◆ Given text ◆
According to the revised written protocols, athletes can choose to be tested. But results of the test “should not be reported beyond the student-athlete, dietitian and relevant medical personnel. Reporting of individual results to coaches is not permitted.”
As Wade observes, this will probably amount to squat. But Wade, ever a fan of using the nuclear option even for nonexistent offenses by the opposing force, wants colleges to start firing coaches who are “obsessed with” weight and body fat. The existence of that mindset should be, like, super easy to prove. Cancel the fuckers!
And to top it off, she lacks the nerve to say, “Robert Johnson needs to go." It's funny how Wade socializes her array of gripes, hoping her unaccountable minions do the dirty social-media work of slamming her targets. I do the opposite, receiving tips from others and concentrating whatever unkind output arises on myself, for better or for worse.
From the influencer shitworld: Latoya Shauntay Snell, HOKA’s nod to unfettered, thick-soled woke-washing, is up to 24.6 running miles for the year, and needs to keep supplementing her 15-second exercise videos with hard, clean wisdom. She wants everyone to know that contrary to what the fatphobes think, fat people are capable of consuming food and are actually there.
“It's a great day to normalize fat people eating, existing … and all of the other things that people swear we can't do,” she proclaims. “Mind your apple cider vinegar tablet, diet water ass business - #respectfully,” she finishes, heedless of her own vehement—it’s all fucking vehement—advice to not trigger people with eating disorders, or something.
#Respectfully, HOKA will probably still be throwing goodies at this relentless, normalized scam-toad even when she becomes a wheelchair-restricted mess of diabetic ulcers, at which point all of Snell’s 2021 “fans” will be long gone and on to the next shiny, stupid Instagram object.

◆ Exercise brief ◆
Pick up the commentary above on athlete weight testing and fat-acceptance influencers, starting right after its final sentence.

◆ Supplied information ◆
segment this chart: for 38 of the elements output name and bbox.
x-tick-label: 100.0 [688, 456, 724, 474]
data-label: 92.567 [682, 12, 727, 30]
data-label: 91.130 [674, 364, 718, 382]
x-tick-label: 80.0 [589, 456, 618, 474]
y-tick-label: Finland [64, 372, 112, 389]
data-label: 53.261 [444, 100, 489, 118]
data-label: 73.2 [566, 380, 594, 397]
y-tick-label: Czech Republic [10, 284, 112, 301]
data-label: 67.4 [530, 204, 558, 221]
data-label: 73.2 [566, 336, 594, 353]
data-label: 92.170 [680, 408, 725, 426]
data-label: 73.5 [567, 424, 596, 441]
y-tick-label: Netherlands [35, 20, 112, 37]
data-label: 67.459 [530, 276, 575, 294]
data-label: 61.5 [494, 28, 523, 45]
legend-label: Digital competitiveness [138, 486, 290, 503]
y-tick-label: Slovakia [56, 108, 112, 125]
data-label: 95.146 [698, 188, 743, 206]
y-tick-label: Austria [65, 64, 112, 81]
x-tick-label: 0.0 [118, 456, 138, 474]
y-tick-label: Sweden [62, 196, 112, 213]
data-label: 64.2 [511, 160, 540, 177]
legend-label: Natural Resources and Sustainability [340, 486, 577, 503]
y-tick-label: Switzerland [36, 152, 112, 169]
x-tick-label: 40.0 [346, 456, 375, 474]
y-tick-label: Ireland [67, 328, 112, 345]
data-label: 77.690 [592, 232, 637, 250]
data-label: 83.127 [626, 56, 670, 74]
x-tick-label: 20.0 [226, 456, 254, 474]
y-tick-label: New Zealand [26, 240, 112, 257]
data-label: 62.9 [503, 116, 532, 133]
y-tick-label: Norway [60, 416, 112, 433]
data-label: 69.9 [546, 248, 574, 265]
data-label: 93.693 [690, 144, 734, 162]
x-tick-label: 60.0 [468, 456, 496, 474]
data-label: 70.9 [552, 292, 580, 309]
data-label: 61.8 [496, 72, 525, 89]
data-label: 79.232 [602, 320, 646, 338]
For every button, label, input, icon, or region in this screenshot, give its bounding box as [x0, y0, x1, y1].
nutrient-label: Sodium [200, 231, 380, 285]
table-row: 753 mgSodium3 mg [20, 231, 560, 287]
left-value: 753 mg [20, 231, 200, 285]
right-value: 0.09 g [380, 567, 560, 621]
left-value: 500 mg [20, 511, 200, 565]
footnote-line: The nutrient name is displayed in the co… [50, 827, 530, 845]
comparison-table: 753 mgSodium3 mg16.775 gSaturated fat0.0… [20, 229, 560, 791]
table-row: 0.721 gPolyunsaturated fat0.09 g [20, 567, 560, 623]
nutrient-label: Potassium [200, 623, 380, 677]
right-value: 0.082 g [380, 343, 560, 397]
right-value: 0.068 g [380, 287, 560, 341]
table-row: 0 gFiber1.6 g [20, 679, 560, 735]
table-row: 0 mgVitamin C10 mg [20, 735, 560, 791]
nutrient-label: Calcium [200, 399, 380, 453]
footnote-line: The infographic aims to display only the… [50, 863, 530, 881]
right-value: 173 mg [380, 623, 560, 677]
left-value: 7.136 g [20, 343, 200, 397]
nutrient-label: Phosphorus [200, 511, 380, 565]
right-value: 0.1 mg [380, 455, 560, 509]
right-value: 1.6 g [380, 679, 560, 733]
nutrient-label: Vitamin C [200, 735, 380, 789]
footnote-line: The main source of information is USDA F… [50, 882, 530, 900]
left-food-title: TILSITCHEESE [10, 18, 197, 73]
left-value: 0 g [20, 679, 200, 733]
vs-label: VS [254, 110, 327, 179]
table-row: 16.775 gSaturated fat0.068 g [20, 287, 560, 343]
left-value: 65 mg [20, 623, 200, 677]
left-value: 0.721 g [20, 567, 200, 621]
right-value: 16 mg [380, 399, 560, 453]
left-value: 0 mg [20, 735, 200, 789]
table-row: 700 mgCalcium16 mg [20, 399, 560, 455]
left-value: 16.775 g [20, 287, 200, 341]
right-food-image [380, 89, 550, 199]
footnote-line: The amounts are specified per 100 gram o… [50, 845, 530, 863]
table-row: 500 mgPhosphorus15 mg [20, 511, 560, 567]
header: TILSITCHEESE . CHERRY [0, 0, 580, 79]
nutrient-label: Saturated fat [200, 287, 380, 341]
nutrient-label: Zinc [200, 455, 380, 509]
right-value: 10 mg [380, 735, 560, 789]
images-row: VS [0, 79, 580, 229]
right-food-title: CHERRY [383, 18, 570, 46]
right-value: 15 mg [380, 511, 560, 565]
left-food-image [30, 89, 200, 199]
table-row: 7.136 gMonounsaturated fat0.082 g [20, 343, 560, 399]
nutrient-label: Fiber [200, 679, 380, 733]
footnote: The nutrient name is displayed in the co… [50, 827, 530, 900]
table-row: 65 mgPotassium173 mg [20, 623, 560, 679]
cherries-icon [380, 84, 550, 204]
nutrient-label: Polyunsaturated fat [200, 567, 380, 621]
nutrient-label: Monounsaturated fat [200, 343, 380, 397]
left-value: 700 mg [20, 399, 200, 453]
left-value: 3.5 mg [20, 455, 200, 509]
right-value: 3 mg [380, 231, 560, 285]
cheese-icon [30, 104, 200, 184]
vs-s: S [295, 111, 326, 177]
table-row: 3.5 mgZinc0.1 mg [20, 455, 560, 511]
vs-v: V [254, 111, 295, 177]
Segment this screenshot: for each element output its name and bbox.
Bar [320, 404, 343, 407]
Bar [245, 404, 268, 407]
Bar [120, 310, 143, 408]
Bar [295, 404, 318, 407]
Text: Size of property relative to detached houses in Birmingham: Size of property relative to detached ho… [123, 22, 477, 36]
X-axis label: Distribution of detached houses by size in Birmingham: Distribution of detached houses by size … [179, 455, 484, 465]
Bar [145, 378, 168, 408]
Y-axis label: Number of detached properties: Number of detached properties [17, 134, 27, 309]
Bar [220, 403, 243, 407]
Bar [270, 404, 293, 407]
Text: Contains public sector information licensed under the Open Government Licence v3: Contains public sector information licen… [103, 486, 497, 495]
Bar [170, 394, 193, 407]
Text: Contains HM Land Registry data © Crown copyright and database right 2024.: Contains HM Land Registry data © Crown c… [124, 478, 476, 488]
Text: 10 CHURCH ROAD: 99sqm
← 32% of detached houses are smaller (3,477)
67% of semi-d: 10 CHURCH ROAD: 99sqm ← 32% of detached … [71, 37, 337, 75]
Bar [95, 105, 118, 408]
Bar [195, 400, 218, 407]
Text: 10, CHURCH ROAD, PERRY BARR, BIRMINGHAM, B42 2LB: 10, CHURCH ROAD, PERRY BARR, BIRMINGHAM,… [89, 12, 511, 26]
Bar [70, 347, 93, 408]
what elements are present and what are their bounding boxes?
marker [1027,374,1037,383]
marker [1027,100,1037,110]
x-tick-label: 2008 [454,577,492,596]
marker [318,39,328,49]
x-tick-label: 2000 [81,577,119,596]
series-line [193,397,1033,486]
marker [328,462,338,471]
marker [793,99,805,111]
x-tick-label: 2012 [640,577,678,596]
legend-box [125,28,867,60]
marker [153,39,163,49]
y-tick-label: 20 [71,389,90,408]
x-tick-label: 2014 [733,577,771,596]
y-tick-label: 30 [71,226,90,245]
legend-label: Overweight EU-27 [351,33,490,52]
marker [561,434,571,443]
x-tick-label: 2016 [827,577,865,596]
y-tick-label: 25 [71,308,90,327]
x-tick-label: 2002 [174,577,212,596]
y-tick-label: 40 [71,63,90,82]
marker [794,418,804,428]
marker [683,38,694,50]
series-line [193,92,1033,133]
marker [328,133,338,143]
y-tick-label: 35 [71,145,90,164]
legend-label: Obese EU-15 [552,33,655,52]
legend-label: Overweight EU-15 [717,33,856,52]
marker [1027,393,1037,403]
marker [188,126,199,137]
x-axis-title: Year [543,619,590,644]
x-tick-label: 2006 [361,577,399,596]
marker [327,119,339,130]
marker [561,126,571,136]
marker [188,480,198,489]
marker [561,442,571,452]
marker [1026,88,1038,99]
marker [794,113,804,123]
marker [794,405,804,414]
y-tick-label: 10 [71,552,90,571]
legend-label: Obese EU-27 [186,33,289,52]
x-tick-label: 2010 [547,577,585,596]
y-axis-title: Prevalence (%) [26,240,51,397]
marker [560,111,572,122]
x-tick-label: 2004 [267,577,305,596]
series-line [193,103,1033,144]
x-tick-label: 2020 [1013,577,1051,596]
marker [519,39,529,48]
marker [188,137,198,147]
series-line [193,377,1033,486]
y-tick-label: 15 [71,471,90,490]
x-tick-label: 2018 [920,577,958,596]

◆ Exercise response ◆
Anyone who follows Snell and views her favorably is the kind of shithole person who watches shows like Jerry Springer chronically hoping a hillbilly brawl breaks out on the set, because someone who might deserve it takes one in the tooth. There is no other explanation besides “Fuck everything, life sucks, let someone or something burn” for supporting such an obvious grifter and dubious human being.It’s been a month, and The New York Times Lindsay Crouse Reality Management Department still hasn’t moved my e-mail inquiring about its star columnist’s bold, systematic lying to the top of its capacious to-do list.
I hate to spoil the mood, but Total Running Productions has been doing some fantastic work lately. Stats and history junkies will get a special kick out of their videos, but these productions are an fact as holistic in their approach to the sport as the cheeky name implies. This is the best YouTube channel about competitive road and track running.
Full. Stop.
People are free to promote themselves to their hearts’ content, and to chatter endlessly about bona fide matters of equality of opportunity, abuse by coaches, and so on. But the ongoing coupling of dishonesty-riddled, money-grubbing personal glorification to “It’s all about giving folks a space” invites ridicule, and the fact that butthurt-centric Woko-loco machinations continue to proliferate despite their almost flammable levels of insincerity is uglier still. (I always like to reference the butthurt of others after expending a couple of thousand words lasering in on things that, while annoying and wrong, affect me about as much as Sri Lanka’s immigration policies.)